┌──

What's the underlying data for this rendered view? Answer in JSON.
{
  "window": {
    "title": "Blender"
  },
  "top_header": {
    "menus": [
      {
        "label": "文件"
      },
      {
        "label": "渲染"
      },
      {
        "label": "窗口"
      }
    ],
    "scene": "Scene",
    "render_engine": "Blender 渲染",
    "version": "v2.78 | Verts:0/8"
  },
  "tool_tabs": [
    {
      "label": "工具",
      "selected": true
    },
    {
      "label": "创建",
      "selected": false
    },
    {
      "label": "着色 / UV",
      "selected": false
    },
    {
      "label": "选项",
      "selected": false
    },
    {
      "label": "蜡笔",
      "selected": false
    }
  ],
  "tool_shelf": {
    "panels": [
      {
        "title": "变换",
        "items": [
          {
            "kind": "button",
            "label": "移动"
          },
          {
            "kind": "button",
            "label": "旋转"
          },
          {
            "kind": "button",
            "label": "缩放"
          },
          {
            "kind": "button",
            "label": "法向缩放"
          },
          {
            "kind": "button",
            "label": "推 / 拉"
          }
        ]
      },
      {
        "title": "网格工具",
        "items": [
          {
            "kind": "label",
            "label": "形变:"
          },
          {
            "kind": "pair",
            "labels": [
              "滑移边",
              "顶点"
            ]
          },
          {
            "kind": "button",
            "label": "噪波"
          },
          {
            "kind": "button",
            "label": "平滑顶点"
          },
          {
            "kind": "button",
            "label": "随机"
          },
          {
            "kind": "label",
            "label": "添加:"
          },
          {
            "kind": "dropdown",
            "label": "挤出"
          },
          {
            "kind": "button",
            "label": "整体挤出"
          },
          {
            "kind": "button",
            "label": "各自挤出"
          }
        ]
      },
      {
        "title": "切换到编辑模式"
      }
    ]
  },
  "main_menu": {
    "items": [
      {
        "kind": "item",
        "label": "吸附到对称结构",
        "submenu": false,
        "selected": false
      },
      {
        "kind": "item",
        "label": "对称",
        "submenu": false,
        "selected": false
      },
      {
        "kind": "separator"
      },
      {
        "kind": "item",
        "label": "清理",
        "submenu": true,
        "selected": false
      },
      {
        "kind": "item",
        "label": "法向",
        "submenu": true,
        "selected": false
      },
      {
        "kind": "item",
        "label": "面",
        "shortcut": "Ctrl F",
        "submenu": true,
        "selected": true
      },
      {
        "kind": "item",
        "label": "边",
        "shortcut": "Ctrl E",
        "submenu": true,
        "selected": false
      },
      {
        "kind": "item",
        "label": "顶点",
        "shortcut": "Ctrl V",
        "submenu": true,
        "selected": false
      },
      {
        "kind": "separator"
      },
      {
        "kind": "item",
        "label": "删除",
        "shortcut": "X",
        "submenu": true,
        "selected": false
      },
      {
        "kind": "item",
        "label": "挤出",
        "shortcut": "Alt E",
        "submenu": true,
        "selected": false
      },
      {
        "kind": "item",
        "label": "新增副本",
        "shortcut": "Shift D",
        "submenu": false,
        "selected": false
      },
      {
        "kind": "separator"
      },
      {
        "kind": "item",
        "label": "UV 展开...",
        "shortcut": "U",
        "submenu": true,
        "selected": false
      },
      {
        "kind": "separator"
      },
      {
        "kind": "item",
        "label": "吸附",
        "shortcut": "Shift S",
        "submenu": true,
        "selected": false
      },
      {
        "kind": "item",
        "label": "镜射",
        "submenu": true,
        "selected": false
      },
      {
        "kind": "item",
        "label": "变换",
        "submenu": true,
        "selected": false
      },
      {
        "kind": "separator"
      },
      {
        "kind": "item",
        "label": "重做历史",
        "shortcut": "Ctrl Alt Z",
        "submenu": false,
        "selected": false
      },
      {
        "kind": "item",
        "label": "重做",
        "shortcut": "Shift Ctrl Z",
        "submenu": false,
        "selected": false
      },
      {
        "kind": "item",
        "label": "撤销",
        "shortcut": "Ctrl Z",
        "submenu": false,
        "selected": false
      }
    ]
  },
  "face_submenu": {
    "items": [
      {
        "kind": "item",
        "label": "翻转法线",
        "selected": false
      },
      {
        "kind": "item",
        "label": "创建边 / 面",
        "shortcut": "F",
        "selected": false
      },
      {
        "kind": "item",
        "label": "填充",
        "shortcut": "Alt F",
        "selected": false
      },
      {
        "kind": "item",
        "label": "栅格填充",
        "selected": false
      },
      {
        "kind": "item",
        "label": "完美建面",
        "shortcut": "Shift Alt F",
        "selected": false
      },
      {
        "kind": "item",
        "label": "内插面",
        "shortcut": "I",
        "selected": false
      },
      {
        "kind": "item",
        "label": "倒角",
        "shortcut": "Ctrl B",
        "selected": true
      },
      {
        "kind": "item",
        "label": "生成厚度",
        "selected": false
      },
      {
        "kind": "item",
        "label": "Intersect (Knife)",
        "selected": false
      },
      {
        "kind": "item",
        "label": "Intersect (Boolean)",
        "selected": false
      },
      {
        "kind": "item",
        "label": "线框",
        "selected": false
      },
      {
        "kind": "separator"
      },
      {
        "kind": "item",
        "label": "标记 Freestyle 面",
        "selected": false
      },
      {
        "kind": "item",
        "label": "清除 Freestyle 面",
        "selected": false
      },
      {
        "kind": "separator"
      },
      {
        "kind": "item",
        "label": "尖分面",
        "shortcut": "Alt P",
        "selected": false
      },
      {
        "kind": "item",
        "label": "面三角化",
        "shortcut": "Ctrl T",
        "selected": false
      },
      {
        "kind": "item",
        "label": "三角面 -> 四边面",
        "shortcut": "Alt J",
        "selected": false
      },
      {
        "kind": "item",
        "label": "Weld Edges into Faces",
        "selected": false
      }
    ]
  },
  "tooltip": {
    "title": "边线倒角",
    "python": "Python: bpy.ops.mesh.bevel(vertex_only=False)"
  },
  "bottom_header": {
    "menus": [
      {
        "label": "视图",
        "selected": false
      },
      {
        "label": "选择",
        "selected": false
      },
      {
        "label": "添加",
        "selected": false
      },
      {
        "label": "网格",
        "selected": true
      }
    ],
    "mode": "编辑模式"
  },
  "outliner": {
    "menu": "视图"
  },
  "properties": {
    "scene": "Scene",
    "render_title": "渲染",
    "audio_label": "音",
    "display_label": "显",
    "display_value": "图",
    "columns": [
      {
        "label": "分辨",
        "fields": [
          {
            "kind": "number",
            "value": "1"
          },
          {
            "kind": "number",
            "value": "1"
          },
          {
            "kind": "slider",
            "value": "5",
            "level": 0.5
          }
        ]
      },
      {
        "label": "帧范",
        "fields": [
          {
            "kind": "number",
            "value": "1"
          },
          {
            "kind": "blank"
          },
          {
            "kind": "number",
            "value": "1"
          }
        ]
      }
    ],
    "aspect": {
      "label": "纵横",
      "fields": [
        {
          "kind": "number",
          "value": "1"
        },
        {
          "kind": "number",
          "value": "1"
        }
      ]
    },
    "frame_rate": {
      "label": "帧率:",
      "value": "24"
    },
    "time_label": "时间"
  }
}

└──

Extract the listing in its entirety, matching it exactly.

> Solution
What's the underlying data for this rendered view? Answer in JSON.
{
  "window": {
    "title": "Blender"
  },
  "top_header": {
    "menus": [
      {
        "label": "文件"
      },
      {
        "label": "渲染"
      },
      {
        "label": "窗口"
      }
    ],
    "scene": "Scene",
    "render_engine": "Blender 渲染",
    "version": "v2.78 | Verts:0/8"
  },
  "tool_tabs": [
    {
      "label": "工具",
      "selected": true
    },
    {
      "label": "创建",
      "selected": false
    },
    {
      "label": "着色 / UV",
      "selected": false
    },
    {
      "label": "选项",
      "selected": false
    },
    {
      "label": "蜡笔",
      "selected": false
    }
  ],
  "tool_shelf": {
    "panels": [
      {
        "title": "变换",
        "items": [
          {
            "kind": "button",
            "label": "移动"
          },
          {
            "kind": "button",
            "label": "旋转"
          },
          {
            "kind": "button",
            "label": "缩放"
          },
          {
            "kind": "button",
            "label": "法向缩放"
          },
          {
            "kind": "button",
            "label": "推 / 拉"
          }
        ]
      },
      {
        "title": "网格工具",
        "items": [
          {
            "kind": "label",
            "label": "形变:"
          },
          {
            "kind": "pair",
            "labels": [
              "滑移边",
              "顶点"
            ]
          },
          {
            "kind": "button",
            "label": "噪波"
          },
          {
            "kind": "button",
            "label": "平滑顶点"
          },
          {
            "kind": "button",
            "label": "随机"
          },
          {
            "kind": "label",
            "label": "添加:"
          },
          {
            "kind": "dropdown",
            "label": "挤出"
          },
          {
            "kind": "button",
            "label": "整体挤出"
          },
          {
            "kind": "button",
            "label": "各自挤出"
          }
        ]
      },
      {
        "title": "切换到编辑模式"
      }
    ]
  },
  "main_menu": {
    "items": [
      {
        "kind": "item",
        "label": "吸附到对称结构",
        "submenu": false,
        "selected": false
      },
      {
        "kind": "item",
        "label": "对称",
        "submenu": false,
        "selected": false
      },
      {
        "kind": "separator"
      },
      {
        "kind": "item",
        "label": "清理",
        "submenu": true,
        "selected": false
      },
      {
        "kind": "item",
        "label": "法向",
        "submenu": true,
        "selected": false
      },
      {
        "kind": "item",
        "label": "面",
        "shortcut": "Ctrl F",
        "submenu": true,
        "selected": true
      },
      {
        "kind": "item",
        "label": "边",
        "shortcut": "Ctrl E",
        "submenu": true,
        "selected": false
      },
      {
        "kind": "item",
        "label": "顶点",
        "shortcut": "Ctrl V",
        "submenu": true,
        "selected": false
      },
      {
        "kind": "separator"
      },
      {
        "kind": "item",
        "label": "删除",
        "shortcut": "X",
        "submenu": true,
        "selected": false
      },
      {
        "kind": "item",
        "label": "挤出",
        "shortcut": "Alt E",
        "submenu": true,
        "selected": false
      },
      {
        "kind": "item",
        "label": "新增副本",
        "shortcut": "Shift D",
        "submenu": false,
        "selected": false
      },
      {
        "kind": "separator"
      },
      {
        "kind": "item",
        "label": "UV 展开...",
        "shortcut": "U",
        "submenu": true,
        "selected": false
      },
      {
        "kind": "separator"
      },
      {
        "kind": "item",
        "label": "吸附",
        "shortcut": "Shift S",
        "submenu": true,
        "selected": false
      },
      {
        "kind": "item",
        "label": "镜射",
        "submenu": true,
        "selected": false
      },
      {
        "kind": "item",
        "label": "变换",
        "submenu": true,
        "selected": false
      },
      {
        "kind": "separator"
      },
      {
        "kind": "item",
        "label": "重做历史",
        "shortcut": "Ctrl Alt Z",
        "submenu": false,
        "selected": false
      },
      {
        "kind": "item",
        "label": "重做",
        "shortcut": "Shift Ctrl Z",
        "submenu": false,
        "selected": false
      },
      {
        "kind": "item",
        "label": "撤销",
        "shortcut": "Ctrl Z",
        "submenu": false,
        "selected": false
      }
    ]
  },
  "face_submenu": {
    "items": [
      {
        "kind": "item",
        "label": "翻转法线",
        "selected": false
      },
      {
        "kind": "item",
        "label": "创建边 / 面",
        "shortcut": "F",
        "selected": false
      },
      {
        "kind": "item",
        "label": "填充",
        "shortcut": "Alt F",
        "selected": false
      },
      {
        "kind": "item",
        "label": "栅格填充",
        "selected": false
      },
      {
        "kind": "item",
        "label": "完美建面",
        "shortcut": "Shift Alt F",
        "selected": false
      },
      {
        "kind": "item",
        "label": "内插面",
        "shortcut": "I",
        "selected": false
      },
      {
        "kind": "item",
        "label": "倒角",
        "shortcut": "Ctrl B",
        "selected": true
      },
      {
        "kind": "item",
        "label": "生成厚度",
        "selected": false
      },
      {
        "kind": "item",
        "label": "Intersect (Knife)",
        "selected": false
      },
      {
        "kind": "item",
        "label": "Intersect (Boolean)",
        "selected": false
      },
      {
        "kind": "item",
        "label": "线框",
        "selected": false
      },
      {
        "kind": "separator"
      },
      {
        "kind": "item",
        "label": "标记 Freestyle 面",
        "selected": false
      },
      {
        "kind": "item",
        "label": "清除 Freestyle 面",
        "selected": false
      },
      {
        "kind": "separator"
      },
      {
        "kind": "item",
        "label": "尖分面",
        "shortcut": "Alt P",
        "selected": false
      },
      {
        "kind": "item",
        "label": "面三角化",
        "shortcut": "Ctrl T",
        "selected": false
      },
      {
        "kind": "item",
        "label": "三角面 -> 四边面",
        "shortcut": "Alt J",
        "selected": false
      },
      {
        "kind": "item",
        "label": "Weld Edges into Faces",
        "selected": false
      }
    ]
  },
  "tooltip": {
    "title": "边线倒角",
    "python": "Python: bpy.ops.mesh.bevel(vertex_only=False)"
  },
  "bottom_header": {
    "menus": [
      {
        "label": "视图",
        "selected": false
      },
      {
        "label": "选择",
        "selected": false
      },
      {
        "label": "添加",
        "selected": false
      },
      {
        "label": "网格",
        "selected": true
      }
    ],
    "mode": "编辑模式"
  },
  "outliner": {
    "menu": "视图"
  },
  "properties": {
    "scene": "Scene",
    "render_title": "渲染",
    "audio_label": "音",
    "display_label": "显",
    "display_value": "图",
    "columns": [
      {
        "label": "分辨",
        "fields": [
          {
            "kind": "number",
            "value": "1"
          },
          {
            "kind": "number",
            "value": "1"
          },
          {
            "kind": "slider",
            "value": "5",
            "level": 0.5
          }
        ]
      },
      {
        "label": "帧范",
        "fields": [
          {
            "kind": "number",
            "value": "1"
          },
          {
            "kind": "blank"
          },
          {
            "kind": "number",
            "value": "1"
          }
        ]
      }
    ],
    "aspect": {
      "label": "纵横",
      "fields": [
        {
          "kind": "number",
          "value": "1"
        },
        {
          "kind": "number",
          "value": "1"
        }
      ]
    },
    "frame_rate": {
      "label": "帧率:",
      "value": "24"
    },
    "time_label": "时间"
  }
}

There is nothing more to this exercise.